## Directive
Each record needs to be echoed exactly; can you do that?

## Material for this exercise
━━━━━━━━━━━━━━━━━━━━

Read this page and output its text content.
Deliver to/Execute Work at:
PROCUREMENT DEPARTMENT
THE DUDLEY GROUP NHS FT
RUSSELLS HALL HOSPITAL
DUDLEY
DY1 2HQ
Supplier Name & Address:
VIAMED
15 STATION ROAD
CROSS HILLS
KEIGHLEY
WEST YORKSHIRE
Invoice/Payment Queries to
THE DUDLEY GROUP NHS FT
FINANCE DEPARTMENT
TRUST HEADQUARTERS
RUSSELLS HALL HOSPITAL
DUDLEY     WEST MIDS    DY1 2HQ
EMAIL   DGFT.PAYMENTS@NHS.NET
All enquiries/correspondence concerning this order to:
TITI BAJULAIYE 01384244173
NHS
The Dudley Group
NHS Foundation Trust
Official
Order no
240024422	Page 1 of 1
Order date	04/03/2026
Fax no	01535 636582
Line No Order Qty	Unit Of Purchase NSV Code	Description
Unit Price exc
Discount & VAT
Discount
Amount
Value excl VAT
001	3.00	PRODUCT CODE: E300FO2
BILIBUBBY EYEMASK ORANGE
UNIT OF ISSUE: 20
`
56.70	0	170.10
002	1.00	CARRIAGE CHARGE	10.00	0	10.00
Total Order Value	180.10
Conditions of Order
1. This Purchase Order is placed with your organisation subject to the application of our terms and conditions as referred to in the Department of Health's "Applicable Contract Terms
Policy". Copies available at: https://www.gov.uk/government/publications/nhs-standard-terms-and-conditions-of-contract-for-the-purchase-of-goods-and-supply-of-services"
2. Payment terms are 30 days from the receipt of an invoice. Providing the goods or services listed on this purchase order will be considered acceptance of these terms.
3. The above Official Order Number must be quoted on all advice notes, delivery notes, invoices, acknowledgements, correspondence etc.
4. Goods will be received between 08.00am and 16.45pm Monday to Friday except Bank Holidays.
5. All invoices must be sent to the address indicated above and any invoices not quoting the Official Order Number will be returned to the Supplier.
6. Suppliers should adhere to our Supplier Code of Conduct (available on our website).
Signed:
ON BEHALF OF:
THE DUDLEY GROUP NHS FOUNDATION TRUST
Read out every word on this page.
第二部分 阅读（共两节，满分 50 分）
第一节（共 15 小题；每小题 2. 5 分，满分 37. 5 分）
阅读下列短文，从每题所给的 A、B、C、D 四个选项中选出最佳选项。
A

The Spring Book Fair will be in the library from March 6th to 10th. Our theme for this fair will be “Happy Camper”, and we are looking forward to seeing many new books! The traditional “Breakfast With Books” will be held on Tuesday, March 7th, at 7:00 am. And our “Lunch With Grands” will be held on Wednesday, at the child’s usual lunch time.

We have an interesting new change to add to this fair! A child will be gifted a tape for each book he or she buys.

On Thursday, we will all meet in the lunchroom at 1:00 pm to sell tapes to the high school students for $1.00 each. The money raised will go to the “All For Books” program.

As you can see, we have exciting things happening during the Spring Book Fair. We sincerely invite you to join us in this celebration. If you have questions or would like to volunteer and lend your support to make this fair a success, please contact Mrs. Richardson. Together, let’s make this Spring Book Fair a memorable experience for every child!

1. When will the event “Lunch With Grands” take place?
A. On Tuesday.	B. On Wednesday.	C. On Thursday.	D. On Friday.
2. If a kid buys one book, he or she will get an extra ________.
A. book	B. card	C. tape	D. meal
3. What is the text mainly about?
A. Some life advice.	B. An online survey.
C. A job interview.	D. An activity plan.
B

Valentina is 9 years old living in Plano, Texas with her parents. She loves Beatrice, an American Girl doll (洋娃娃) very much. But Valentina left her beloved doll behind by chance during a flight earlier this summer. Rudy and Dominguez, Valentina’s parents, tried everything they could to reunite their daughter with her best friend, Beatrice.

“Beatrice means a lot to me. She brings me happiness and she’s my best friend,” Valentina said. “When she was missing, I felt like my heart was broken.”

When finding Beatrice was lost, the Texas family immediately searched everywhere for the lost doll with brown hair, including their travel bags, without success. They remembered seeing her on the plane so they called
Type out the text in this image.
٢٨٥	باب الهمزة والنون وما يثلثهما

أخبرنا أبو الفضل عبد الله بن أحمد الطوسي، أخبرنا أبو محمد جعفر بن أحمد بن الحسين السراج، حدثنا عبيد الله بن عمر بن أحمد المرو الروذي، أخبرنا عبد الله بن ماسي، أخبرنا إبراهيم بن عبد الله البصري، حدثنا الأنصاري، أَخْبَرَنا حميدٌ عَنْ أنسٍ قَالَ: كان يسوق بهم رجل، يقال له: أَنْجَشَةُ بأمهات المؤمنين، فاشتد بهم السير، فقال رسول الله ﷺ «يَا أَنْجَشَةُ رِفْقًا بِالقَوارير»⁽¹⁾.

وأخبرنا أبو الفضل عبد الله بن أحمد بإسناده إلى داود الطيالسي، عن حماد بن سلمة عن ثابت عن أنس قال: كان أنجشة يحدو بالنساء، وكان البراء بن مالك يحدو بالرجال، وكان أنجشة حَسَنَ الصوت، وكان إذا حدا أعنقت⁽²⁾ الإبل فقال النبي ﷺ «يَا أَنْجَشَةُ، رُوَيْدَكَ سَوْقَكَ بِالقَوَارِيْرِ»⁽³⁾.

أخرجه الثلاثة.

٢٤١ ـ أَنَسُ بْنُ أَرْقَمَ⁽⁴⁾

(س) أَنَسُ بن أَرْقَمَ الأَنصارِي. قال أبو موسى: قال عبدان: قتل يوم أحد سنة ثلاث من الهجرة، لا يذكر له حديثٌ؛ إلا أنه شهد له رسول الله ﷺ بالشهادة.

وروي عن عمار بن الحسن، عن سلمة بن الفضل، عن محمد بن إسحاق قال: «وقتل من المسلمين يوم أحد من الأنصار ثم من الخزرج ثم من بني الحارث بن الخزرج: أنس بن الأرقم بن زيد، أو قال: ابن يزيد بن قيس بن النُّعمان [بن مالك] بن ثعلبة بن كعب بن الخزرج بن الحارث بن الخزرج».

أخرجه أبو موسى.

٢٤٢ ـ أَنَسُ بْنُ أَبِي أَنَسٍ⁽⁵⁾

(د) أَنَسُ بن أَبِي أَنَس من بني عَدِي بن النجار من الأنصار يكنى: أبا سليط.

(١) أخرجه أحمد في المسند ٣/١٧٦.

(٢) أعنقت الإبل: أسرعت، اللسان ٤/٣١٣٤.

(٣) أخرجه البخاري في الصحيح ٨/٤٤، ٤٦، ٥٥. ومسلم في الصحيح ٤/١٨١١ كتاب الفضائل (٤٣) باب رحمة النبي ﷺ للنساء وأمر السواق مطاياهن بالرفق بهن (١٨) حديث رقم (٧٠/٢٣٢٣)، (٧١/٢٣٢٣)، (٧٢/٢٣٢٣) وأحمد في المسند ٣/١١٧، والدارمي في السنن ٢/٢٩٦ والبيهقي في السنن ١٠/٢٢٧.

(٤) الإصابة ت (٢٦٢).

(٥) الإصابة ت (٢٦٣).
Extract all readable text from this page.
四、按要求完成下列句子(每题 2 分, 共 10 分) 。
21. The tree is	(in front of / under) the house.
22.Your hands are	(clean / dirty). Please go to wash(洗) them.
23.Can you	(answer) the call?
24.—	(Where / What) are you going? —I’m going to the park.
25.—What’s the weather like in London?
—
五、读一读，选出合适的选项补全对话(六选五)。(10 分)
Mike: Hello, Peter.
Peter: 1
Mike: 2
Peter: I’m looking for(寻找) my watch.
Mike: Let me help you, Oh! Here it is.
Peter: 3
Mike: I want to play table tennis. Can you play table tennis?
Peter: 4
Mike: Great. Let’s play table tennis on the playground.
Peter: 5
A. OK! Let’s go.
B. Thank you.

━━━━━━━━━━━━━━━━━━━━

## Response
Read this page and output its text content.
Deliver to/Execute Work at:
PROCUREMENT DEPARTMENT
THE DUDLEY GROUP NHS FT
RUSSELLS HALL HOSPITAL
DUDLEY
DY1 2HQ
Supplier Name & Address:
VIAMED
15 STATION ROAD
CROSS HILLS
KEIGHLEY
WEST YORKSHIRE
Invoice/Payment Queries to
THE DUDLEY GROUP NHS FT
FINANCE DEPARTMENT
TRUST HEADQUARTERS
RUSSELLS HALL HOSPITAL
DUDLEY     WEST MIDS    DY1 2HQ
EMAIL   DGFT.PAYMENTS@NHS.NET
All enquiries/correspondence concerning this order to:
TITI BAJULAIYE 01384244173
NHS
The Dudley Group
NHS Foundation Trust
Official
Order no
240024422	Page 1 of 1
Order date	04/03/2026
Fax no	01535 636582
Line No Order Qty	Unit Of Purchase NSV Code	Description
Unit Price exc
Discount & VAT
Discount
Amount
Value excl VAT
001	3.00	PRODUCT CODE: E300FO2
BILIBUBBY EYEMASK ORANGE
UNIT OF ISSUE: 20
`
56.70	0	170.10
002	1.00	CARRIAGE CHARGE	10.00	0	10.00
Total Order Value	180.10
Conditions of Order
1. This Purchase Order is placed with your organisation subject to the application of our terms and conditions as referred to in the Department of Health's "Applicable Contract Terms
Policy". Copies available at: https://www.gov.uk/government/publications/nhs-standard-terms-and-conditions-of-contract-for-the-purchase-of-goods-and-supply-of-services"
2. Payment terms are 30 days from the receipt of an invoice. Providing the goods or services listed on this purchase order will be considered acceptance of these terms.
3. The above Official Order Number must be quoted on all advice notes, delivery notes, invoices, acknowledgements, correspondence etc.
4. Goods will be received between 08.00am and 16.45pm Monday to Friday except Bank Holidays.
5. All invoices must be sent to the address indicated above and any invoices not quoting the Official Order Number will be returned to the Supplier.
6. Suppliers should adhere to our Supplier Code of Conduct (available on our website).
Signed:
ON BEHALF OF:
THE DUDLEY GROUP NHS FOUNDATION TRUST
Read out every word on this page.
第二部分 阅读（共两节，满分 50 分）
第一节（共 15 小题；每小题 2. 5 分，满分 37. 5 分）
阅读下列短文，从每题所给的 A、B、C、D 四个选项中选出最佳选项。
A

The Spring Book Fair will be in the library from March 6th to 10th. Our theme for this fair will be “Happy Camper”, and we are looking forward to seeing many new books! The traditional “Breakfast With Books” will be held on Tuesday, March 7th, at 7:00 am. And our “Lunch With Grands” will be held on Wednesday, at the child’s usual lunch time.

We have an interesting new change to add to this fair! A child will be gifted a tape for each book he or she buys.

On Thursday, we will all meet in the lunchroom at 1:00 pm to sell tapes to the high school students for $1.00 each. The money raised will go to the “All For Books” program.

As you can see, we have exciting things happening during the Spring Book Fair. We sincerely invite you to join us in this celebration. If you have questions or would like to volunteer and lend your support to make this fair a success, please contact Mrs. Richardson. Together, let’s make this Spring Book Fair a memorable experience for every child!

1. When will the event “Lunch With Grands” take place?
A. On Tuesday.	B. On Wednesday.	C. On Thursday.	D. On Friday.
2. If a kid buys one book, he or she will get an extra ________.
A. book	B. card	C. tape	D. meal
3. What is the text mainly about?
A. Some life advice.	B. An online survey.
C. A job interview.	D. An activity plan.
B

Valentina is 9 years old living in Plano, Texas with her parents. She loves Beatrice, an American Girl doll (洋娃娃) very much. But Valentina left her beloved doll behind by chance during a flight earlier this summer. Rudy and Dominguez, Valentina’s parents, tried everything they could to reunite their daughter with her best friend, Beatrice.

“Beatrice means a lot to me. She brings me happiness and she’s my best friend,” Valentina said. “When she was missing, I felt like my heart was broken.”

When finding Beatrice was lost, the Texas family immediately searched everywhere for the lost doll with brown hair, including their travel bags, without success. They remembered seeing her on the plane so they called
Type out the text in this image.
٢٨٥	باب الهمزة والنون وما يثلثهما

أخبرنا أبو الفضل عبد الله بن أحمد الطوسي، أخبرنا أبو محمد جعفر بن أحمد بن الحسين السراج، حدثنا عبيد الله بن عمر بن أحمد المرو الروذي، أخبرنا عبد الله بن ماسي، أخبرنا إبراهيم بن عبد الله البصري، حدثنا الأنصاري، أَخْبَرَنا حميدٌ عَنْ أنسٍ قَالَ: كان يسوق بهم رجل، يقال له: أَنْجَشَةُ بأمهات المؤمنين، فاشتد بهم السير، فقال رسول الله ﷺ «يَا أَنْجَشَةُ رِفْقًا بِالقَوارير»⁽¹⁾.

وأخبرنا أبو الفضل عبد الله بن أحمد بإسناده إلى داود الطيالسي، عن حماد بن سلمة عن ثابت عن أنس قال: كان أنجشة يحدو بالنساء، وكان البراء بن مالك يحدو بالرجال، وكان أنجشة حَسَنَ الصوت، وكان إذا حدا أعنقت⁽²⁾ الإبل فقال النبي ﷺ «يَا أَنْجَشَةُ، رُوَيْدَكَ سَوْقَكَ بِالقَوَارِيْرِ»⁽³⁾.

أخرجه الثلاثة.

٢٤١ ـ أَنَسُ بْنُ أَرْقَمَ⁽⁴⁾

(س) أَنَسُ بن أَرْقَمَ الأَنصارِي. قال أبو موسى: قال عبدان: قتل يوم أحد سنة ثلاث من الهجرة، لا يذكر له حديثٌ؛ إلا أنه شهد له رسول الله ﷺ بالشهادة.

وروي عن عمار بن الحسن، عن سلمة بن الفضل، عن محمد بن إسحاق قال: «وقتل من المسلمين يوم أحد من الأنصار ثم من الخزرج ثم من بني الحارث بن الخزرج: أنس بن الأرقم بن زيد، أو قال: ابن يزيد بن قيس بن النُّعمان [بن مالك] بن ثعلبة بن كعب بن الخزرج بن الحارث بن الخزرج».

أخرجه أبو موسى.

٢٤٢ ـ أَنَسُ بْنُ أَبِي أَنَسٍ⁽⁵⁾

(د) أَنَسُ بن أَبِي أَنَس من بني عَدِي بن النجار من الأنصار يكنى: أبا سليط.

(١) أخرجه أحمد في المسند ٣/١٧٦.

(٢) أعنقت الإبل: أسرعت، اللسان ٤/٣١٣٤.

(٣) أخرجه البخاري في الصحيح ٨/٤٤، ٤٦، ٥٥. ومسلم في الصحيح ٤/١٨١١ كتاب الفضائل (٤٣) باب رحمة النبي ﷺ للنساء وأمر السواق مطاياهن بالرفق بهن (١٨) حديث رقم (٧٠/٢٣٢٣)، (٧١/٢٣٢٣)، (٧٢/٢٣٢٣) وأحمد في المسند ٣/١١٧، والدارمي في السنن ٢/٢٩٦ والبيهقي في السنن ١٠/٢٢٧.

(٤) الإصابة ت (٢٦٢).

(٥) الإصابة ت (٢٦٣).
Extract all readable text from this page.
四、按要求完成下列句子(每题 2 分, 共 10 分) 。
21. The tree is	(in front of / under) the house.
22.Your hands are	(clean / dirty). Please go to wash(洗) them.
23.Can you	(answer) the call?
24.—	(Where / What) are you going? —I’m going to the park.
25.—What’s the weather like in London?
—
五、读一读，选出合适的选项补全对话(六选五)。(10 分)
Mike: Hello, Peter.
Peter: 1
Mike: 2
Peter: I’m looking for(寻找) my watch.
Mike: Let me help you, Oh! Here it is.
Peter: 3
Mike: I want to play table tennis. Can you play table tennis?
Peter: 4
Mike: Great. Let’s play table tennis on the playground.
Peter: 5
A. OK! Let’s go.
B. Thank you.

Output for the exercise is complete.